Figure record listings
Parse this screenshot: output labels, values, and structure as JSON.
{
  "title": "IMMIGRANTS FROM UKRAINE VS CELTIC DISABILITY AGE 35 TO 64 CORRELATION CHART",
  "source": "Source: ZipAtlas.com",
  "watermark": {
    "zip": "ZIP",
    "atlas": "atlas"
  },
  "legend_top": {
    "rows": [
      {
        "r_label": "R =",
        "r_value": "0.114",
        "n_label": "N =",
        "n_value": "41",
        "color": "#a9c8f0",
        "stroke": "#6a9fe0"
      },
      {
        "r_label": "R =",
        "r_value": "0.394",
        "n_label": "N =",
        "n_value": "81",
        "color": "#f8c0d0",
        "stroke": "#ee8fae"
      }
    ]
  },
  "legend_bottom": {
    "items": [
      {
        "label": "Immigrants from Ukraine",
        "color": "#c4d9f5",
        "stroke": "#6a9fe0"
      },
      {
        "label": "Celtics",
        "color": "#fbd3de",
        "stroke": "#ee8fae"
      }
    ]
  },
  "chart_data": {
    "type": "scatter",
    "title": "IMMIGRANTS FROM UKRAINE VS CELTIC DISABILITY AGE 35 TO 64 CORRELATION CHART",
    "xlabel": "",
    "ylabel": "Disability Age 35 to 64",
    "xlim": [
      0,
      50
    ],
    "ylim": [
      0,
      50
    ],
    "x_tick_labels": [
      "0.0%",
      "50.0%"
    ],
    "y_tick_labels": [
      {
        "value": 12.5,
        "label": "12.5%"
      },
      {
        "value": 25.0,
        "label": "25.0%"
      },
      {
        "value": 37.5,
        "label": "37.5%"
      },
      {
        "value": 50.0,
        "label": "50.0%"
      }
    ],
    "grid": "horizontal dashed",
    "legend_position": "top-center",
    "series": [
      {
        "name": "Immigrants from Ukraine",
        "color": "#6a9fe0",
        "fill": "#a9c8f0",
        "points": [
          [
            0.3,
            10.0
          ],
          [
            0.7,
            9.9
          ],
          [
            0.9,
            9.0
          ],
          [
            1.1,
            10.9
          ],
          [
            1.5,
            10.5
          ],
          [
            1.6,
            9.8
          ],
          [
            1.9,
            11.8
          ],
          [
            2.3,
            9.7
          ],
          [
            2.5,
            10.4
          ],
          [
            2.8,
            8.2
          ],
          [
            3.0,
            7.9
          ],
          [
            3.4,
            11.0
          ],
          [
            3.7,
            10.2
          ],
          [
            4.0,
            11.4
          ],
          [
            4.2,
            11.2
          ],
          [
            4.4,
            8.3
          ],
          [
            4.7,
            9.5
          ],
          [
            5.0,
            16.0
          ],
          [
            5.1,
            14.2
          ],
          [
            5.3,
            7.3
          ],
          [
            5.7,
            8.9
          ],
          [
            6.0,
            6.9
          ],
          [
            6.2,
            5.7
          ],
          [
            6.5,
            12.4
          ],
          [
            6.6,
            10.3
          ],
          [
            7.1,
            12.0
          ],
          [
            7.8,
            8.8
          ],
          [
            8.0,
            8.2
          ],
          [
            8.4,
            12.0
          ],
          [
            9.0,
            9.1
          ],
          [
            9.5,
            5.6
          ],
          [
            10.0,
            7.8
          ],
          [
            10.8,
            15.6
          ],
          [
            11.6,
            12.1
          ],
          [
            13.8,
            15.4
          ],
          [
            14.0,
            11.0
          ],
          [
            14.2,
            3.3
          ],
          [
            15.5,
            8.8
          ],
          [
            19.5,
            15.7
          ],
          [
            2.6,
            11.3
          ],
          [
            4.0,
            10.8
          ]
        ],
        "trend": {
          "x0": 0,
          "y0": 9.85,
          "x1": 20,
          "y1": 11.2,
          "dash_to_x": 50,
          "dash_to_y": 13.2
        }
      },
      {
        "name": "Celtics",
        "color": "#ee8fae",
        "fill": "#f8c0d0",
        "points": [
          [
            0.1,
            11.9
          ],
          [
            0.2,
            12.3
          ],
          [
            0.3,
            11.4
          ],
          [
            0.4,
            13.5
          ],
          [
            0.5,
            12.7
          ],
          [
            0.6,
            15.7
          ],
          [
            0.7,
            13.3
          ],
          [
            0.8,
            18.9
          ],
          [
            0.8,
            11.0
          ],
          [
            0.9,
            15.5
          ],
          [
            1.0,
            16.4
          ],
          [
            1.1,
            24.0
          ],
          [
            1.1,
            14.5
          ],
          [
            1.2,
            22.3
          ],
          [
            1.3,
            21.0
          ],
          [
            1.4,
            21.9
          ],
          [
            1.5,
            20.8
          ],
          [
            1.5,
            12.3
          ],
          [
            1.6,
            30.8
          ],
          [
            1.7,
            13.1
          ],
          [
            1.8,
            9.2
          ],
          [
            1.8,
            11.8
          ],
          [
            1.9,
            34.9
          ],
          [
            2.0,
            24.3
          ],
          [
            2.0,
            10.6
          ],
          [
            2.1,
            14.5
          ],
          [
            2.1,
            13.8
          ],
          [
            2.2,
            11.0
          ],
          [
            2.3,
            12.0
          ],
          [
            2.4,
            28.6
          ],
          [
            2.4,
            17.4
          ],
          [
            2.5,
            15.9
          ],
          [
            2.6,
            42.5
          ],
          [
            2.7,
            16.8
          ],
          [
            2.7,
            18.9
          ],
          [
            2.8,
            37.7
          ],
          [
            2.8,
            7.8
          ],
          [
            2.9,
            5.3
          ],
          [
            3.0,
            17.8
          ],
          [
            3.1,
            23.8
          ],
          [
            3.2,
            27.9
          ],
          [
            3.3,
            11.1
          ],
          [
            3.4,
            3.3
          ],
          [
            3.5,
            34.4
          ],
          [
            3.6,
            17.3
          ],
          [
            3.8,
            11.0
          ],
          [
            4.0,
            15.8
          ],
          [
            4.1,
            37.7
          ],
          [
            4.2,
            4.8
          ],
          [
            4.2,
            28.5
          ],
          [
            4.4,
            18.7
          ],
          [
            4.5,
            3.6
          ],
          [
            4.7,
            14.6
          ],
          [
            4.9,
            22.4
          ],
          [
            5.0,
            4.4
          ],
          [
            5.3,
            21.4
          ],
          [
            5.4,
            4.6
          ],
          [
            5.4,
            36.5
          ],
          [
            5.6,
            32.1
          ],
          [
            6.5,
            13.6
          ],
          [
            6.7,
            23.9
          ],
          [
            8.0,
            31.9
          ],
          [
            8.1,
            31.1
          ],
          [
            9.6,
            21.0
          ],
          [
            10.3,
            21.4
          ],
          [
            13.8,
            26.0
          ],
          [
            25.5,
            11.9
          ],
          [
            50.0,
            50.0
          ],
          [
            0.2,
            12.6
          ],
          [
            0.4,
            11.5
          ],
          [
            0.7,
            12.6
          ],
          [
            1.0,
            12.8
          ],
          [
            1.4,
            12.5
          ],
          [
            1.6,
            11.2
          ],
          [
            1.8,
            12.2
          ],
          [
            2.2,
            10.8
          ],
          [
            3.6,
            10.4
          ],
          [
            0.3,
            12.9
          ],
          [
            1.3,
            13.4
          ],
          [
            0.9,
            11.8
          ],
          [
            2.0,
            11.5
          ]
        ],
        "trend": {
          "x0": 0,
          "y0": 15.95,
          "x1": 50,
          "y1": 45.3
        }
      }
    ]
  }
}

▶ _REQUIRED TASK_: Write out all of the records above exactly as they appear.

▶ _RESULT FOR THIS EXERCISE_:
Parse this screenshot: output labels, values, and structure as JSON.
{
  "title": "IMMIGRANTS FROM UKRAINE VS CELTIC DISABILITY AGE 35 TO 64 CORRELATION CHART",
  "source": "Source: ZipAtlas.com",
  "watermark": {
    "zip": "ZIP",
    "atlas": "atlas"
  },
  "legend_top": {
    "rows": [
      {
        "r_label": "R =",
        "r_value": "0.114",
        "n_label": "N =",
        "n_value": "41",
        "color": "#a9c8f0",
        "stroke": "#6a9fe0"
      },
      {
        "r_label": "R =",
        "r_value": "0.394",
        "n_label": "N =",
        "n_value": "81",
        "color": "#f8c0d0",
        "stroke": "#ee8fae"
      }
    ]
  },
  "legend_bottom": {
    "items": [
      {
        "label": "Immigrants from Ukraine",
        "color": "#c4d9f5",
        "stroke": "#6a9fe0"
      },
      {
        "label": "Celtics",
        "color": "#fbd3de",
        "stroke": "#ee8fae"
      }
    ]
  },
  "chart_data": {
    "type": "scatter",
    "title": "IMMIGRANTS FROM UKRAINE VS CELTIC DISABILITY AGE 35 TO 64 CORRELATION CHART",
    "xlabel": "",
    "ylabel": "Disability Age 35 to 64",
    "xlim": [
      0,
      50
    ],
    "ylim": [
      0,
      50
    ],
    "x_tick_labels": [
      "0.0%",
      "50.0%"
    ],
    "y_tick_labels": [
      {
        "value": 12.5,
        "label": "12.5%"
      },
      {
        "value": 25.0,
        "label": "25.0%"
      },
      {
        "value": 37.5,
        "label": "37.5%"
      },
      {
        "value": 50.0,
        "label": "50.0%"
      }
    ],
    "grid": "horizontal dashed",
    "legend_position": "top-center",
    "series": [
      {
        "name": "Immigrants from Ukraine",
        "color": "#6a9fe0",
        "fill": "#a9c8f0",
        "points": [
          [
            0.3,
            10.0
          ],
          [
            0.7,
            9.9
          ],
          [
            0.9,
            9.0
          ],
          [
            1.1,
            10.9
          ],
          [
            1.5,
            10.5
          ],
          [
            1.6,
            9.8
          ],
          [
            1.9,
            11.8
          ],
          [
            2.3,
            9.7
          ],
          [
            2.5,
            10.4
          ],
          [
            2.8,
            8.2
          ],
          [
            3.0,
            7.9
          ],
          [
            3.4,
            11.0
          ],
          [
            3.7,
            10.2
          ],
          [
            4.0,
            11.4
          ],
          [
            4.2,
            11.2
          ],
          [
            4.4,
            8.3
          ],
          [
            4.7,
            9.5
          ],
          [
            5.0,
            16.0
          ],
          [
            5.1,
            14.2
          ],
          [
            5.3,
            7.3
          ],
          [
            5.7,
            8.9
          ],
          [
            6.0,
            6.9
          ],
          [
            6.2,
            5.7
          ],
          [
            6.5,
            12.4
          ],
          [
            6.6,
            10.3
          ],
          [
            7.1,
            12.0
          ],
          [
            7.8,
            8.8
          ],
          [
            8.0,
            8.2
          ],
          [
            8.4,
            12.0
          ],
          [
            9.0,
            9.1
          ],
          [
            9.5,
            5.6
          ],
          [
            10.0,
            7.8
          ],
          [
            10.8,
            15.6
          ],
          [
            11.6,
            12.1
          ],
          [
            13.8,
            15.4
          ],
          [
            14.0,
            11.0
          ],
          [
            14.2,
            3.3
          ],
          [
            15.5,
            8.8
          ],
          [
            19.5,
            15.7
          ],
          [
            2.6,
            11.3
          ],
          [
            4.0,
            10.8
          ]
        ],
        "trend": {
          "x0": 0,
          "y0": 9.85,
          "x1": 20,
          "y1": 11.2,
          "dash_to_x": 50,
          "dash_to_y": 13.2
        }
      },
      {
        "name": "Celtics",
        "color": "#ee8fae",
        "fill": "#f8c0d0",
        "points": [
          [
            0.1,
            11.9
          ],
          [
            0.2,
            12.3
          ],
          [
            0.3,
            11.4
          ],
          [
            0.4,
            13.5
          ],
          [
            0.5,
            12.7
          ],
          [
            0.6,
            15.7
          ],
          [
            0.7,
            13.3
          ],
          [
            0.8,
            18.9
          ],
          [
            0.8,
            11.0
          ],
          [
            0.9,
            15.5
          ],
          [
            1.0,
            16.4
          ],
          [
            1.1,
            24.0
          ],
          [
            1.1,
            14.5
          ],
          [
            1.2,
            22.3
          ],
          [
            1.3,
            21.0
          ],
          [
            1.4,
            21.9
          ],
          [
            1.5,
            20.8
          ],
          [
            1.5,
            12.3
          ],
          [
            1.6,
            30.8
          ],
          [
            1.7,
            13.1
          ],
          [
            1.8,
            9.2
          ],
          [
            1.8,
            11.8
          ],
          [
            1.9,
            34.9
          ],
          [
            2.0,
            24.3
          ],
          [
            2.0,
            10.6
          ],
          [
            2.1,
            14.5
          ],
          [
            2.1,
            13.8
          ],
          [
            2.2,
            11.0
          ],
          [
            2.3,
            12.0
          ],
          [
            2.4,
            28.6
          ],
          [
            2.4,
            17.4
          ],
          [
            2.5,
            15.9
          ],
          [
            2.6,
            42.5
          ],
          [
            2.7,
            16.8
          ],
          [
            2.7,
            18.9
          ],
          [
            2.8,
            37.7
          ],
          [
            2.8,
            7.8
          ],
          [
            2.9,
            5.3
          ],
          [
            3.0,
            17.8
          ],
          [
            3.1,
            23.8
          ],
          [
            3.2,
            27.9
          ],
          [
            3.3,
            11.1
          ],
          [
            3.4,
            3.3
          ],
          [
            3.5,
            34.4
          ],
          [
            3.6,
            17.3
          ],
          [
            3.8,
            11.0
          ],
          [
            4.0,
            15.8
          ],
          [
            4.1,
            37.7
          ],
          [
            4.2,
            4.8
          ],
          [
            4.2,
            28.5
          ],
          [
            4.4,
            18.7
          ],
          [
            4.5,
            3.6
          ],
          [
            4.7,
            14.6
          ],
          [
            4.9,
            22.4
          ],
          [
            5.0,
            4.4
          ],
          [
            5.3,
            21.4
          ],
          [
            5.4,
            4.6
          ],
          [
            5.4,
            36.5
          ],
          [
            5.6,
            32.1
          ],
          [
            6.5,
            13.6
          ],
          [
            6.7,
            23.9
          ],
          [
            8.0,
            31.9
          ],
          [
            8.1,
            31.1
          ],
          [
            9.6,
            21.0
          ],
          [
            10.3,
            21.4
          ],
          [
            13.8,
            26.0
          ],
          [
            25.5,
            11.9
          ],
          [
            50.0,
            50.0
          ],
          [
            0.2,
            12.6
          ],
          [
            0.4,
            11.5
          ],
          [
            0.7,
            12.6
          ],
          [
            1.0,
            12.8
          ],
          [
            1.4,
            12.5
          ],
          [
            1.6,
            11.2
          ],
          [
            1.8,
            12.2
          ],
          [
            2.2,
            10.8
          ],
          [
            3.6,
            10.4
          ],
          [
            0.3,
            12.9
          ],
          [
            1.3,
            13.4
          ],
          [
            0.9,
            11.8
          ],
          [
            2.0,
            11.5
          ]
        ],
        "trend": {
          "x0": 0,
          "y0": 15.95,
          "x1": 50,
          "y1": 45.3
        }
      }
    ]
  }
}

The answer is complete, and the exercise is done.